**DOCUMENT:**
La narration de votre album est assez linéaire, au point que l’on a l’impression de lire une chronique.

C’était une volonté de ma part de raconter cette histoire chronologiquement car je voulais raconter la vie de Merrick telle qu’il l’avait probablement vécue lui-même. Toutefois, j’introduis l’histoire par le biais d’un Dr Treves vieilli et je termine l’album avec ce même médecin, âgé. C’est une manière de boucler la boucle.

Il y a une chose qui m’a fortement interpellé dans votre album c’est l’attachement qu’a Merrick pour sa mère, alors que dans votre BD, celle-ci le tolère à peine. Elle l’accepte malgré elle car c’est tout de même son enfant mais il n’y a absolument aucun acte d’affection de sa part envers lui. Je trouve que malgré ses manières rudes, son père l’a beaucoup plus "aimé" que sa mère.

Il est vrai que celle-ci a beaucoup de difficulté à lui exprimer son affection. Tandis que son père était souvent confronté au regard que les autres portaient sur sa difformité, ce qui le poussait à prendre régulièrement sa défense. Il était pris entre deux feux. Visiblement, Joseph Merrick avait une sorte d’idolâtrie pour les femmes, selon le Dr Treves, et cela s’est exprimé à travers cette affection assez forte pour sa mère. D’autant plus que, toujours selon le Dr Treves, Merrick ne parlait quasiment jamais de son père. Son père le poussait à plus s’affirmer, tandis que sa mère le contenait plus. J’ai donc extrapolé à partir des infos que j’avais à ma disposition pour écrire ce scénario.

Dans votre album, vous nous dépeignez un Joseph Merrick qui n’a aucune rancœur, ni vis-à-vis de ses parents, ni vis-à-vis de l’espèce humaine qui l’a le plus souvent humilié et rejeté. Votre personnage n’a aucun amour-propre.

Je crois que c’est parce qu’il a rarement eu ne fut-ce qu’un regard amical durant sa courte vie (il est mort à 28 ans). Je pense que Joseph Merrick avait mis son amour-propre de côté car cela ne devait pas signifier grand chose pour lui. Il était condamné à dépasser cette notion car il devait se penser à travers son physique, ce qui l’a poussé à ne pas avoir d’animosité. La seule fois ou j’ai perçu quelque chose s’apparentant à de l’animosité chez Merrick c’est lorsqu’il a assisté à une pièce de théâtre avec le Dr Treves. Dans l’une des scènes, un policier se fait rosser. Merrick a poussé un petit rire sardonique d’après le Dr Treves. Ce médecin en a conclu que Merrick avait dû en prendre plein la gueule de la part des flics car il était souvent accusé par eux d’être un fauteur de troubles. À part cela, Merrick était une sorte de candide. Il était assez pur et vierge de toute animosité, mais il était une sorte de catalyseur de la méchanceté de son environnement.

**DÉFI:**
Recopiez le passage de l’entretien qui s’ouvre sur les mots « C’était une volonté » et se clôt sur « que sa mère. », en substituant « docteur » à « médecin ».

**ENTRÉES RÉPERTORIÉES:**
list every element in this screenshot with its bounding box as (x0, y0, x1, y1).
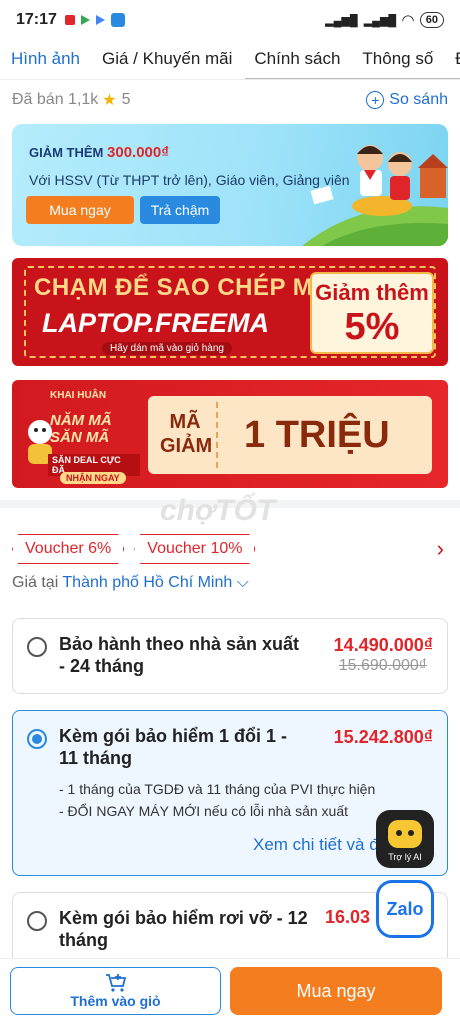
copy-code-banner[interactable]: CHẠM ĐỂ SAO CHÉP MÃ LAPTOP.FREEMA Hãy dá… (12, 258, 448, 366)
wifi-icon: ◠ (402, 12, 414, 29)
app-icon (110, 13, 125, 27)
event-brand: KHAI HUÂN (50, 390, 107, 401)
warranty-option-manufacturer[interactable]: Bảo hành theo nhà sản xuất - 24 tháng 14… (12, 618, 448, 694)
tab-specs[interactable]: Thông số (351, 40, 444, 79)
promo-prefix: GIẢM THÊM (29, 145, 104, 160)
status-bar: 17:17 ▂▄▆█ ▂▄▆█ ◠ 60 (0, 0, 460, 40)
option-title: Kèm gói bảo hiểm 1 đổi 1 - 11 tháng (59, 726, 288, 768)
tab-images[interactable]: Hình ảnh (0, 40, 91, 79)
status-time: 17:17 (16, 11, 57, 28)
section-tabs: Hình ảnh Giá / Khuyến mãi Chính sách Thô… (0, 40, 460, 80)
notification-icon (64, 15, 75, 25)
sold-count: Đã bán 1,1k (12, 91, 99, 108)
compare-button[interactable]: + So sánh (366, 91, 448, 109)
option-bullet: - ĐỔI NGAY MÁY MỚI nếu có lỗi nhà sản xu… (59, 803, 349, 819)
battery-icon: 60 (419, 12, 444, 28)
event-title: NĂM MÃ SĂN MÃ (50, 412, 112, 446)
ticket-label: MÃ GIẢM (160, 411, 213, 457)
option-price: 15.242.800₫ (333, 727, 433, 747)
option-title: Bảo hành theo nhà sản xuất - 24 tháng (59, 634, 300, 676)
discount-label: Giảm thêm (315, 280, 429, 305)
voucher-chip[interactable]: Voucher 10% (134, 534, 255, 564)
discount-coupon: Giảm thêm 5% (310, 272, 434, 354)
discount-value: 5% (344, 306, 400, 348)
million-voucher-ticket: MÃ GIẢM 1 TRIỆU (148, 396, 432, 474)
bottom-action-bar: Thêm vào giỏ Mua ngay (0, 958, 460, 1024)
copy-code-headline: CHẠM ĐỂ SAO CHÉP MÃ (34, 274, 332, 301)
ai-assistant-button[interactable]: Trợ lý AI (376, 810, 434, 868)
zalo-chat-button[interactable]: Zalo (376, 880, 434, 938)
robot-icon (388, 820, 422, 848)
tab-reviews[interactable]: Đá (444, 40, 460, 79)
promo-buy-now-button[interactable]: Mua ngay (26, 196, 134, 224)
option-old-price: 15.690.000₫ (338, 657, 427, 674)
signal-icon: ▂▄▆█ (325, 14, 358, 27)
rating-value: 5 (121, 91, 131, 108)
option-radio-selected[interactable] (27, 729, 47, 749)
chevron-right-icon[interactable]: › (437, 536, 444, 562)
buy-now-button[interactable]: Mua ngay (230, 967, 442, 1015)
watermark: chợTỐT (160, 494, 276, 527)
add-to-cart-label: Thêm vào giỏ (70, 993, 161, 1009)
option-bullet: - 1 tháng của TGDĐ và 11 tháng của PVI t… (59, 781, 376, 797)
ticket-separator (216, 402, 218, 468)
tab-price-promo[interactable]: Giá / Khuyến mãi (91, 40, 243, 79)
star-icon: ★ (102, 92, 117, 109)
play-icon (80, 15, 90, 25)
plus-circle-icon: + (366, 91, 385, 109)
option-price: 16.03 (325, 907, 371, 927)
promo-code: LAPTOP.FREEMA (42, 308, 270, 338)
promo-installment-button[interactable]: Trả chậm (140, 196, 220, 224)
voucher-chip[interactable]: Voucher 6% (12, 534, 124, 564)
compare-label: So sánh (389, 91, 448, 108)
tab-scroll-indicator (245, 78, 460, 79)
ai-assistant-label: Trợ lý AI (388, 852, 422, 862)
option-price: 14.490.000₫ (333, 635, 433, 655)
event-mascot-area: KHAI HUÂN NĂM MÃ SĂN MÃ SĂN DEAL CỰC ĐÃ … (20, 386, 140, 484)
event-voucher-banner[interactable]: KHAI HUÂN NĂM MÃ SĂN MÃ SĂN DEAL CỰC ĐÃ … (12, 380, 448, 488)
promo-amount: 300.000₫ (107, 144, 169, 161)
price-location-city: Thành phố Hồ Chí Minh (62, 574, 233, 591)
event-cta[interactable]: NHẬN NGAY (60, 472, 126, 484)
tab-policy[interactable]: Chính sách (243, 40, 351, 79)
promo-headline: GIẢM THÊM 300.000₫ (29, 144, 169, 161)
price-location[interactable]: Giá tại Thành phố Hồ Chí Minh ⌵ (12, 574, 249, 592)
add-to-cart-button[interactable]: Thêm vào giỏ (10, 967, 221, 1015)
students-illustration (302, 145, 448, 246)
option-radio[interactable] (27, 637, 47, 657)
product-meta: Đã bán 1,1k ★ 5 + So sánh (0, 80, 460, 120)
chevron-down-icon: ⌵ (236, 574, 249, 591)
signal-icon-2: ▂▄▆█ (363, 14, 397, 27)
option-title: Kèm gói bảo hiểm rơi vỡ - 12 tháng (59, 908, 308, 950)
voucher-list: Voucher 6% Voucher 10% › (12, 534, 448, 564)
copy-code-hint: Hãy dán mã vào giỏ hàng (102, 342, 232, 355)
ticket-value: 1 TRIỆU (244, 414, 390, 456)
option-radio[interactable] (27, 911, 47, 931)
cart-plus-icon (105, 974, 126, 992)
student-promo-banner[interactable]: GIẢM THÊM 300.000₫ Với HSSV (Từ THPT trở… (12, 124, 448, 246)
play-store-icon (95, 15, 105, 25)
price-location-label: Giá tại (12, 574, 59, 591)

---

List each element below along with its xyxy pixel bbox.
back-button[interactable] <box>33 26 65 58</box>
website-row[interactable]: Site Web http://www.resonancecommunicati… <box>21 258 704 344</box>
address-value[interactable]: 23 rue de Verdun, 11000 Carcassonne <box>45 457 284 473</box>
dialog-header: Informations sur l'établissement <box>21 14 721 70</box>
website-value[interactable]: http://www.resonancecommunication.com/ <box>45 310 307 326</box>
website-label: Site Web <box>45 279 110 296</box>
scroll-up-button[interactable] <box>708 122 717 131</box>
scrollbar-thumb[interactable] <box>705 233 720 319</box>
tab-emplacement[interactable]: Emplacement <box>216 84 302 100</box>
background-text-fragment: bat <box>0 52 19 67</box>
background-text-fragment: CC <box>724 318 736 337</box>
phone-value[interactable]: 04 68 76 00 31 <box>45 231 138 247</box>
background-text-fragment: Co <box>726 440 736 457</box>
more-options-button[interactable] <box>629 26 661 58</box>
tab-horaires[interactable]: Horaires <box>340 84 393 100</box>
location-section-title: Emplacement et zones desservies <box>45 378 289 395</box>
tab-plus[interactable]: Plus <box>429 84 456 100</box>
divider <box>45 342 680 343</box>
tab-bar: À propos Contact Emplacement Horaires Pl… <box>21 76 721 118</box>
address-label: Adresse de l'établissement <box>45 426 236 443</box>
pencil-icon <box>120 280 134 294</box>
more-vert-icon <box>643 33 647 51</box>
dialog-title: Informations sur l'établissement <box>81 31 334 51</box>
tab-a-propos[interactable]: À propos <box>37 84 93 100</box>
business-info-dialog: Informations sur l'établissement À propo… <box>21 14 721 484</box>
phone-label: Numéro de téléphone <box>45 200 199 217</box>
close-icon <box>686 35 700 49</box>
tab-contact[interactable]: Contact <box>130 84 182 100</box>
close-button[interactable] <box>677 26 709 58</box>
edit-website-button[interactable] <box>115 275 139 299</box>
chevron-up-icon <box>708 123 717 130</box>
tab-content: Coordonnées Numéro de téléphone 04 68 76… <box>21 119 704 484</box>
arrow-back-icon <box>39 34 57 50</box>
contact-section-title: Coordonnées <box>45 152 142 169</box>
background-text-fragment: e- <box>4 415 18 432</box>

==

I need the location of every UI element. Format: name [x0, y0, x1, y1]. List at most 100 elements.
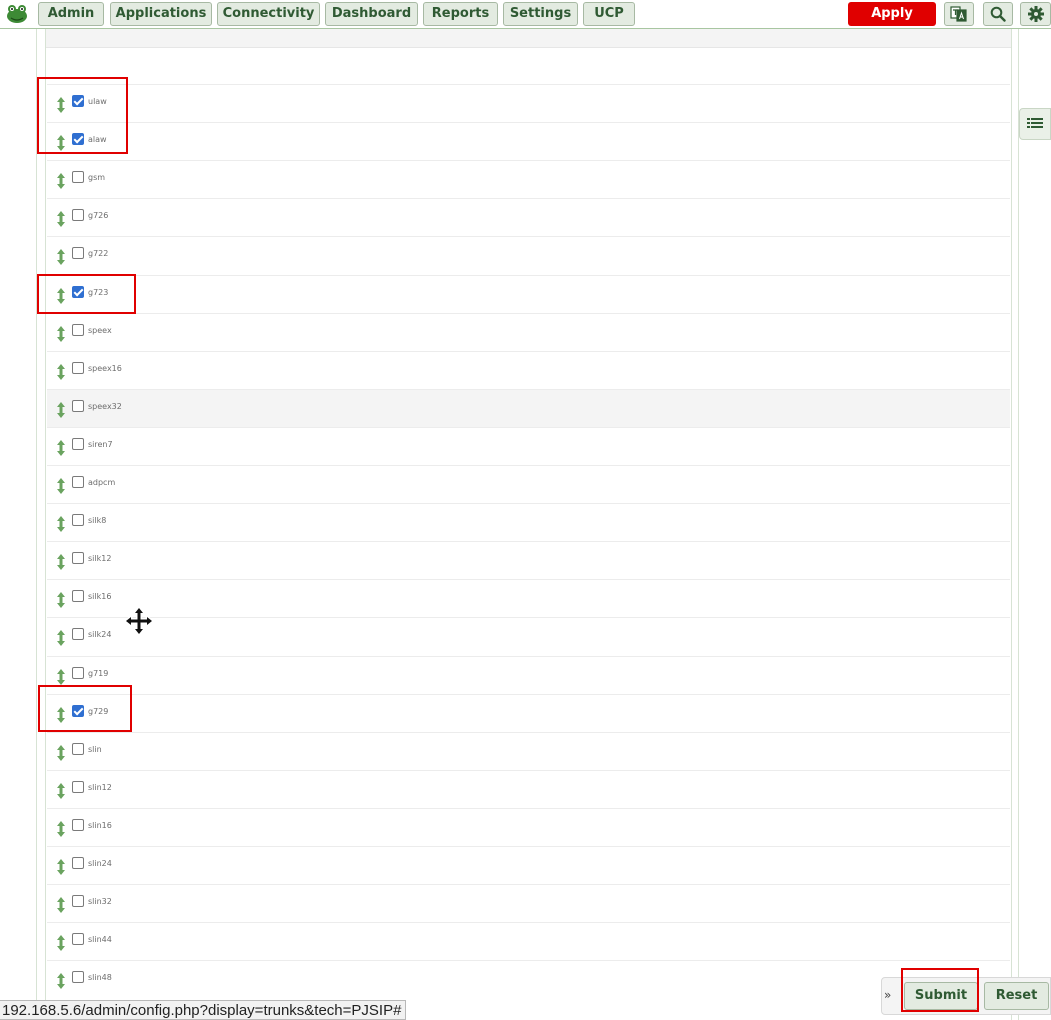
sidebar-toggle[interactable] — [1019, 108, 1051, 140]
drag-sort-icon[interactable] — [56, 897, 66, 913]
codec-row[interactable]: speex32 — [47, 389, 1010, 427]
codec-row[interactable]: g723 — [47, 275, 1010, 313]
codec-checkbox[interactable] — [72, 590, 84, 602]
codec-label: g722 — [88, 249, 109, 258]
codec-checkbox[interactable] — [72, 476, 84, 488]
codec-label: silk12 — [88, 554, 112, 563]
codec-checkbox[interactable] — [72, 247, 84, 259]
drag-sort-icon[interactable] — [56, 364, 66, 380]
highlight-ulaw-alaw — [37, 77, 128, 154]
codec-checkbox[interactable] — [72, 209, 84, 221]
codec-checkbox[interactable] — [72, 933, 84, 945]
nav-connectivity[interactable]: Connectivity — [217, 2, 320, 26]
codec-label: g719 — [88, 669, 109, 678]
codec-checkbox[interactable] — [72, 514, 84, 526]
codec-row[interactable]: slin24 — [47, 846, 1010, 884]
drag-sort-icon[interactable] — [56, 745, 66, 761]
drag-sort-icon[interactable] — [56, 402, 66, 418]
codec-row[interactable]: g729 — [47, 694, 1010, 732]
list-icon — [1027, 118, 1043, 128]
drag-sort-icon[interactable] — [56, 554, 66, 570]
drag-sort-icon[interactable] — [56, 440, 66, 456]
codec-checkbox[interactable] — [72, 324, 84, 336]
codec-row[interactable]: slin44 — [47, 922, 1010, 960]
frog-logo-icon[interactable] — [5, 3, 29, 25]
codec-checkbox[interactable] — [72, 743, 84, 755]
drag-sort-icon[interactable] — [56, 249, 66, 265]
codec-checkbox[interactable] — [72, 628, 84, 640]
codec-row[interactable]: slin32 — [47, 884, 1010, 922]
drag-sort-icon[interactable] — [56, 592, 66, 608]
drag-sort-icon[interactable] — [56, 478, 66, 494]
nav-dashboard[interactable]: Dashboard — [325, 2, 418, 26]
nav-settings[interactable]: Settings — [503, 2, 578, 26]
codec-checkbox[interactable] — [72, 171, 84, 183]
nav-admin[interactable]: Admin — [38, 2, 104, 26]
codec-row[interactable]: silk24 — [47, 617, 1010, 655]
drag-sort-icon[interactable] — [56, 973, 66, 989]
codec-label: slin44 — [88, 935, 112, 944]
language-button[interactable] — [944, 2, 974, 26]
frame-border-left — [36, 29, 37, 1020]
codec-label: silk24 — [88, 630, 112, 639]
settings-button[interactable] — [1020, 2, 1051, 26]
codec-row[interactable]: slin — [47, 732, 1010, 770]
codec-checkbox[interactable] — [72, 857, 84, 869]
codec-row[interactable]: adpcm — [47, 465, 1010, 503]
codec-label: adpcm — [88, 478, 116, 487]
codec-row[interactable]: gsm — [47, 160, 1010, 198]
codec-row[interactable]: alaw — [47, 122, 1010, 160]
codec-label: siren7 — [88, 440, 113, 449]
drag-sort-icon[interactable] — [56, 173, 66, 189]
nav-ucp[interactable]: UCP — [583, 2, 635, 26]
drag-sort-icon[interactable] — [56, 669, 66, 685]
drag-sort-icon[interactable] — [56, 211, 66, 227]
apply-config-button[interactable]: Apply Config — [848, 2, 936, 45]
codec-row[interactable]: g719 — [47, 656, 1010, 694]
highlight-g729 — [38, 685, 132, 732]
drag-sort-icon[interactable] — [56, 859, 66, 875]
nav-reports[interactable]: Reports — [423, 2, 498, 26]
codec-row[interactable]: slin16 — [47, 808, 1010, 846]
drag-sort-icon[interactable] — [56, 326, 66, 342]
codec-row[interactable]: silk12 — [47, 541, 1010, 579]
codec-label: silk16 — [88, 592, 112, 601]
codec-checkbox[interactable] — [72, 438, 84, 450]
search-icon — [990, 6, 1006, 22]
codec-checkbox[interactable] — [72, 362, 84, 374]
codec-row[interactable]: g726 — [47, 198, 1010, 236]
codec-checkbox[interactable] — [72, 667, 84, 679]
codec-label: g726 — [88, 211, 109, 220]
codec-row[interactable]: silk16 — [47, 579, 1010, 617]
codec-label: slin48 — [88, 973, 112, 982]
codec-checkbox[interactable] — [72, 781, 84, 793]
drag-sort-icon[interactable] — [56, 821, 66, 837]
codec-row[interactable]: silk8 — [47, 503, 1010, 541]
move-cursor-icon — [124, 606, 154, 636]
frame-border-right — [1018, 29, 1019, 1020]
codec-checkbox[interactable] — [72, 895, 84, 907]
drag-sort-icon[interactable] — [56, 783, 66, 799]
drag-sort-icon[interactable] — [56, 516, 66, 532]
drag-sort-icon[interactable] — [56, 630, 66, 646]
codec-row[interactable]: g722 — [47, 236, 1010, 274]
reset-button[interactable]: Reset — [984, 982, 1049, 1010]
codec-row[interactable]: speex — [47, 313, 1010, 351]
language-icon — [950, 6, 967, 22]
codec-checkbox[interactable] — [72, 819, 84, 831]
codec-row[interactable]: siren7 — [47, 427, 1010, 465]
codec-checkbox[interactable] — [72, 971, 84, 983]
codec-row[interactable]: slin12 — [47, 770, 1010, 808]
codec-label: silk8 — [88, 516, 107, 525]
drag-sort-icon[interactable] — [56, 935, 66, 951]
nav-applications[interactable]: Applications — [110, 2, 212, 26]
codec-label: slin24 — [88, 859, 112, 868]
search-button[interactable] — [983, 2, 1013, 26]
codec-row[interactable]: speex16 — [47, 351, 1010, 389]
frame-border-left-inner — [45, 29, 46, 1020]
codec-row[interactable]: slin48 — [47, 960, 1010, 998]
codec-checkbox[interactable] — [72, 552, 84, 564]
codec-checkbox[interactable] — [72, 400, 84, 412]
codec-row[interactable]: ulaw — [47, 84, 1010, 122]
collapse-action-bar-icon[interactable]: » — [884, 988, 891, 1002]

**RÉSULTAT OBTENU:**
C’était une volonté de ma part de raconter cette histoire chronologiquement car je voulais raconter la vie de Merrick telle qu’il l’avait probablement vécue lui-même. Toutefois, j’introduis l’histoire par le biais d’un Dr Treves vieilli et je termine l’album avec ce même docteur, âgé. C’est une manière de boucler la boucle.

Il y a une chose qui m’a fortement interpellé dans votre album c’est l’attachement qu’a Merrick pour sa mère, alors que dans votre BD, celle-ci le tolère à peine. Elle l’accepte malgré elle car c’est tout de même son enfant mais il n’y a absolument aucun acte d’affection de sa part envers lui. Je trouve que malgré ses manières rudes, son père l’a beaucoup plus "aimé" que sa mère.